Begin Given records
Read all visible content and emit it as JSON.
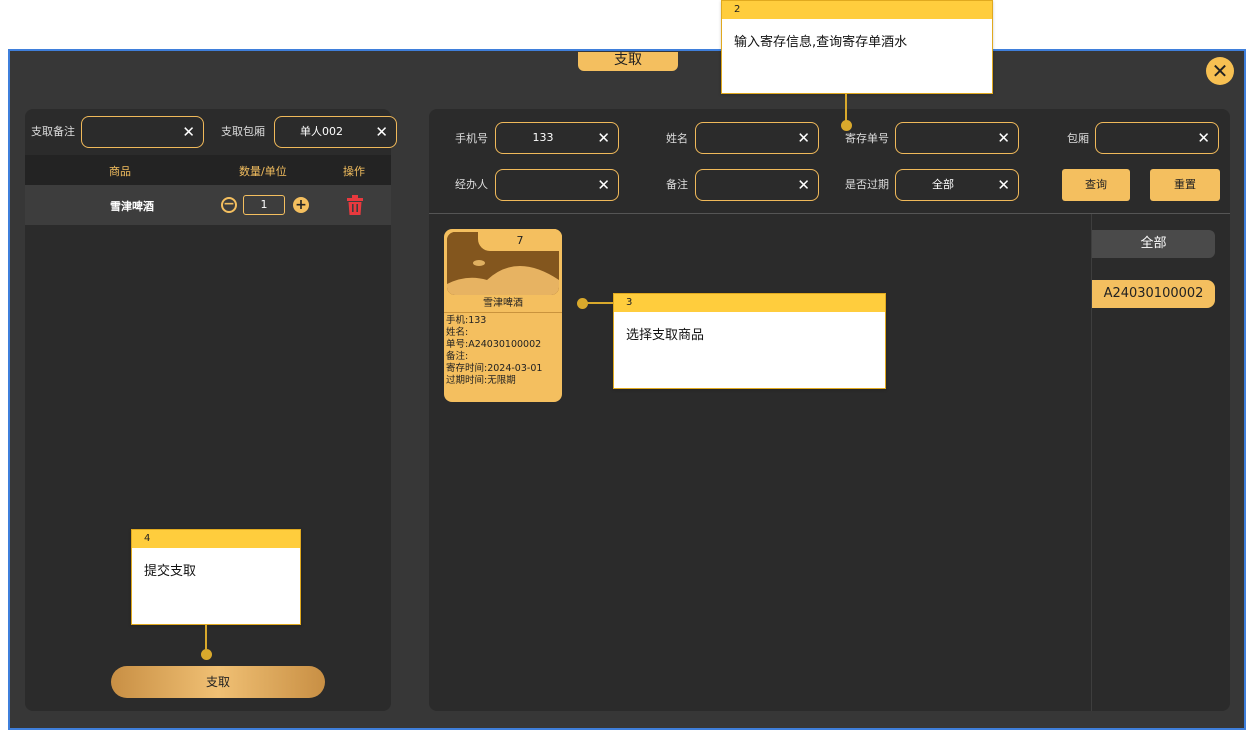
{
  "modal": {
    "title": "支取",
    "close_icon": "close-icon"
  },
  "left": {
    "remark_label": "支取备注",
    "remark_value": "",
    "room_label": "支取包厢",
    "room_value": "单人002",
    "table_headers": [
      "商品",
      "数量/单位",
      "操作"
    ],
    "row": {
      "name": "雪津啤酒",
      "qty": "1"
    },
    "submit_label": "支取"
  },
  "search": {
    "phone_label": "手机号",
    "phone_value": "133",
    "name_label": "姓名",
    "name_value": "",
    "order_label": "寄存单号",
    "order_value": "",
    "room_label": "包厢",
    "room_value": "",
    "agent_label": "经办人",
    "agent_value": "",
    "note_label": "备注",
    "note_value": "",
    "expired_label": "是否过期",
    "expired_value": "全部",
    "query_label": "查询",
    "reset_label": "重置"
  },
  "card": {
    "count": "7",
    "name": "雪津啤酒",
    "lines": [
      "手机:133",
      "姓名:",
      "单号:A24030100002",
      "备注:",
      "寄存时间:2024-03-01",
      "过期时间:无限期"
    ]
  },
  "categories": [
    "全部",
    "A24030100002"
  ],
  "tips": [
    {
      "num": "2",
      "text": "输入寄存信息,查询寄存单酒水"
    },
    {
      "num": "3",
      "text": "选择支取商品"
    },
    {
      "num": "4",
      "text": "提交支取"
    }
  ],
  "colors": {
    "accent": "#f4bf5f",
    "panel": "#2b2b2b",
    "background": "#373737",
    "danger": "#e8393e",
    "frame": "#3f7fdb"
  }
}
End Given records
Begin Given records
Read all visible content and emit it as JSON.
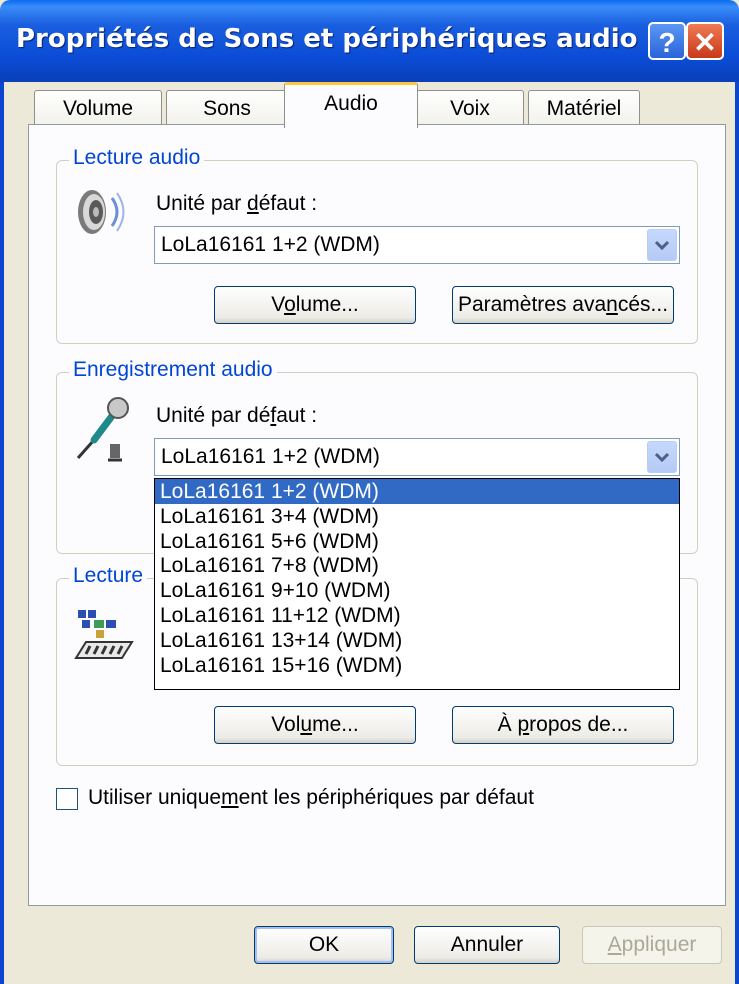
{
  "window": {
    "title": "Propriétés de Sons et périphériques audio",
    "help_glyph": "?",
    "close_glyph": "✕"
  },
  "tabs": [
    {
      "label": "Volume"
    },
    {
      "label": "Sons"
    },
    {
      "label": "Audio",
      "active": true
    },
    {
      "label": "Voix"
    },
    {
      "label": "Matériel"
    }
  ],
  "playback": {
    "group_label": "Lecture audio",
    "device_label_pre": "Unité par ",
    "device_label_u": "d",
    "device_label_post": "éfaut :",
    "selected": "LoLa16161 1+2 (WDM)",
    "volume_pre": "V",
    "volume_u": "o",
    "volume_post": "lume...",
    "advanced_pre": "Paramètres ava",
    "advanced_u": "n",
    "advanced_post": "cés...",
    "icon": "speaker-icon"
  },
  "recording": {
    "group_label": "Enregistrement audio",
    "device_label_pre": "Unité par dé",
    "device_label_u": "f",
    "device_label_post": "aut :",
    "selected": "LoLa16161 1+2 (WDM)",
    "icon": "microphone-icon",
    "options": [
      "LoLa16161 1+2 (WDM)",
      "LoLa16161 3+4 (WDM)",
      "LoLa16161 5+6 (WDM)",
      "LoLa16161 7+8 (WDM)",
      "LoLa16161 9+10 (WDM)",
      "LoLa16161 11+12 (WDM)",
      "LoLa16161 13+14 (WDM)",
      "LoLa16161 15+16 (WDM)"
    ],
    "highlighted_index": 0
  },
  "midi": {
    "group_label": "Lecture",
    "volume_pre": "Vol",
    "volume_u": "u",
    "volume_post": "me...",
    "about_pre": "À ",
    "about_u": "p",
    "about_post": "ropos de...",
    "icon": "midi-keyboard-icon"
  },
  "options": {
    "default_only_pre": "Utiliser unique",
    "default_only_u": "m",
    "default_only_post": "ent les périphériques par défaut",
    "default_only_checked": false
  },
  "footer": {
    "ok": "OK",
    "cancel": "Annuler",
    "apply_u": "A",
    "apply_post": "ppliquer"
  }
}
End Given records
> **Aim**: Copy each line above that contains the word "périphériques".

> **Complete response**:
    "title": "Propriétés de Sons et périphériques audio",
    "default_only_post": "ent les périphériques par défaut",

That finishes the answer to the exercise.